Text shown>
* * * *

Court Opinion

ID: 5634748
Source: CourtListenerOpinion
Date Created: 2022-01-11 05:41:48.905129+00
Date Added: 2024-06-11T08:37:57.060023
License: Public Domain

Deen, Presiding Judge,
dissenting in part.
I agree with the verdict for conviction. The sentence, however, was completely illegal because rendered on October 18, 1974, after the jury had held a sentencing hearing and returned the following: "We the jury fix the punishment at 10 years. We recommend the sentence be served as a felony.”
Ga. L. 1974, pp. 352, 357, approved March 20, 1974, amended Code § 27-2503 to provide that in noncapital felonies the judge shall dismiss the jury and himself conduct a pre-sentence hearing and pass sentence. The court charged the jury that "the law commits the matter of determining the penalty to your judgment and discretion” and that such penalty was one to ten years, or reduction to misdemeanor. The jury then found the maximum punishment of ten years. The court inquired: "You don’t recommend misdemeanor, the jury has fixed punishment at ten years, is that correct?” He then pronounced the maximum sentence.
It is obvious that the sentence imposed was not decided in the discretion of the judge. The jury had no jurisdiction to fix the sentence, and in view of the maximum punishment (for the theft of a $200 cow) it cannot be said that the error was harmless. Lindsey v. State, 135 Ga. App. 122.
The third ground of the amended motion for new trial complains of the severity of the sentence. Although it does not raise a jurisdictional ground, I think this court must do so, since such a sentence is void ab initio.

* * * *

Stored data>
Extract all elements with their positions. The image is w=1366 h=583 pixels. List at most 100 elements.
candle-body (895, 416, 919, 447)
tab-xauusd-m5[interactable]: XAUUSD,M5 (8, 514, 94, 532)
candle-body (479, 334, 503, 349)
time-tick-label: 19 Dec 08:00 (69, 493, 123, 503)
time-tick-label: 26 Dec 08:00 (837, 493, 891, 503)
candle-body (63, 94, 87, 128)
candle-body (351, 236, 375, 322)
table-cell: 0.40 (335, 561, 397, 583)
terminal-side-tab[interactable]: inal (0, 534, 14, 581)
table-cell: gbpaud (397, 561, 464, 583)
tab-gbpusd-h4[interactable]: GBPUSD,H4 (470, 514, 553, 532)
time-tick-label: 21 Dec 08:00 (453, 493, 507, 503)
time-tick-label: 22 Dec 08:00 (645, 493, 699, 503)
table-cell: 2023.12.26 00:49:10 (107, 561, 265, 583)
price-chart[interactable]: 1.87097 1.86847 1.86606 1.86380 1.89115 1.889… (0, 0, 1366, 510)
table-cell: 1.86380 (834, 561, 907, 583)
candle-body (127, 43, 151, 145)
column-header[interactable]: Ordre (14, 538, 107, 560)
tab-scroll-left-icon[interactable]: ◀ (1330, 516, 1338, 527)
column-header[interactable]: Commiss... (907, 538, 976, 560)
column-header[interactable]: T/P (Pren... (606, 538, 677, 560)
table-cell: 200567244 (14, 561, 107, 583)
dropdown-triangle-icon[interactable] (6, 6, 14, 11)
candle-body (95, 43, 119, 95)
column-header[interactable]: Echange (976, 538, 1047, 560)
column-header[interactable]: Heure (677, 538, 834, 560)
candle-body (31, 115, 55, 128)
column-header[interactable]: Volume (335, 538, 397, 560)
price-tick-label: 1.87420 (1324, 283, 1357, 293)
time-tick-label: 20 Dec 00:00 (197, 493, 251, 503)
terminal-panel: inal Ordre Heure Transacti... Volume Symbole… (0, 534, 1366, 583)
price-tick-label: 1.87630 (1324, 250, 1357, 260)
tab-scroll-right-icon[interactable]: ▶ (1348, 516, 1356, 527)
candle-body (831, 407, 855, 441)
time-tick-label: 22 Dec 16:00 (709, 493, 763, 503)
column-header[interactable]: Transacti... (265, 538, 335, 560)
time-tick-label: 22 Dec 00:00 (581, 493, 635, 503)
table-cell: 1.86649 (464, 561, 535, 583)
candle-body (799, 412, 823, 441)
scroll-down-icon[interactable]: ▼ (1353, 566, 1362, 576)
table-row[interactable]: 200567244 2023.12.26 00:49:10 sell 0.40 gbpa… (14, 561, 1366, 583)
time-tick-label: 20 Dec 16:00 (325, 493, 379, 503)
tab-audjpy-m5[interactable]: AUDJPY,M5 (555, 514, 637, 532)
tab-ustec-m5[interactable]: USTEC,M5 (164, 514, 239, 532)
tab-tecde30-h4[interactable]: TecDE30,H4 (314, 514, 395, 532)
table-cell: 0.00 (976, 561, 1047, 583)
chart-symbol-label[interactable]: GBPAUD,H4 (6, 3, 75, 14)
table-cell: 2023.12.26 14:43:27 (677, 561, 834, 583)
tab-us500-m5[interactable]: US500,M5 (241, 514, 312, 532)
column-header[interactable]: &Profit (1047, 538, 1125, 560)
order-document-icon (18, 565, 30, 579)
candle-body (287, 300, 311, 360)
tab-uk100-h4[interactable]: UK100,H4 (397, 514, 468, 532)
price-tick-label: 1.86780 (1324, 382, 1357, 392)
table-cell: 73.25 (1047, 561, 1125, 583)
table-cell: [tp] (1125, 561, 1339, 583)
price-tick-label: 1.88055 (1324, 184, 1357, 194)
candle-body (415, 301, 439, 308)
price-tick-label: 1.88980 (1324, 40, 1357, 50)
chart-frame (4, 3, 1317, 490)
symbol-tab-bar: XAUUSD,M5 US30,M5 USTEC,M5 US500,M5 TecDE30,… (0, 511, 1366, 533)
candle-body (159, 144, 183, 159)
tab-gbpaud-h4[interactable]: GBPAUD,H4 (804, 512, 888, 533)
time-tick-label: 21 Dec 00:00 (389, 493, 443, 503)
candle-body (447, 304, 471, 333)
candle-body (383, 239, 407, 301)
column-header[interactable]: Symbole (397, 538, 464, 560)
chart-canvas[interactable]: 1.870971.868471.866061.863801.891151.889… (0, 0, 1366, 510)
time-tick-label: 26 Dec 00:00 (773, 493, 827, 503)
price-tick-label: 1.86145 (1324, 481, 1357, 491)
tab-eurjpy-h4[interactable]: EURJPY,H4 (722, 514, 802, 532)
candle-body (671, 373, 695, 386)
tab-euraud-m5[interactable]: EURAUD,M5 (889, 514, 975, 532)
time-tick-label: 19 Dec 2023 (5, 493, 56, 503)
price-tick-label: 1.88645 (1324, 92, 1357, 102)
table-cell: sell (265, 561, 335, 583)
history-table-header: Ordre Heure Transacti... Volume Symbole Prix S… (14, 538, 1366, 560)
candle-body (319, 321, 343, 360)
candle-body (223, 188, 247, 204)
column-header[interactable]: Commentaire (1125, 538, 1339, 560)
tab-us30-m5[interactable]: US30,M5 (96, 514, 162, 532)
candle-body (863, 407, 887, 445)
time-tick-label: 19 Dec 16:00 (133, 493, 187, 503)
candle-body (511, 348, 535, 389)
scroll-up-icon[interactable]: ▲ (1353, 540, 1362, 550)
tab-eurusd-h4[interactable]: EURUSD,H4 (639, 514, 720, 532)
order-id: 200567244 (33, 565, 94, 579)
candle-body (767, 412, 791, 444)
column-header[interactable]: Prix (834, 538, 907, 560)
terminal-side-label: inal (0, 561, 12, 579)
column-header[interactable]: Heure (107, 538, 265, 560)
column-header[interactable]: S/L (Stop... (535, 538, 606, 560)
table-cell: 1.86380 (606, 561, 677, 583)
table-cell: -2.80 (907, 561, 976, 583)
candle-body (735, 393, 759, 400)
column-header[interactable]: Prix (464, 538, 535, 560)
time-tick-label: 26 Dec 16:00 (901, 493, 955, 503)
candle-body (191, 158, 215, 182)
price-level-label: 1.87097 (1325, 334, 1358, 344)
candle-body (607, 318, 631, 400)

* * * *

Your task>
In the court opinion, what was the theft for which the maximum punishment was given?

Expected output>
The theft of a $200 cow.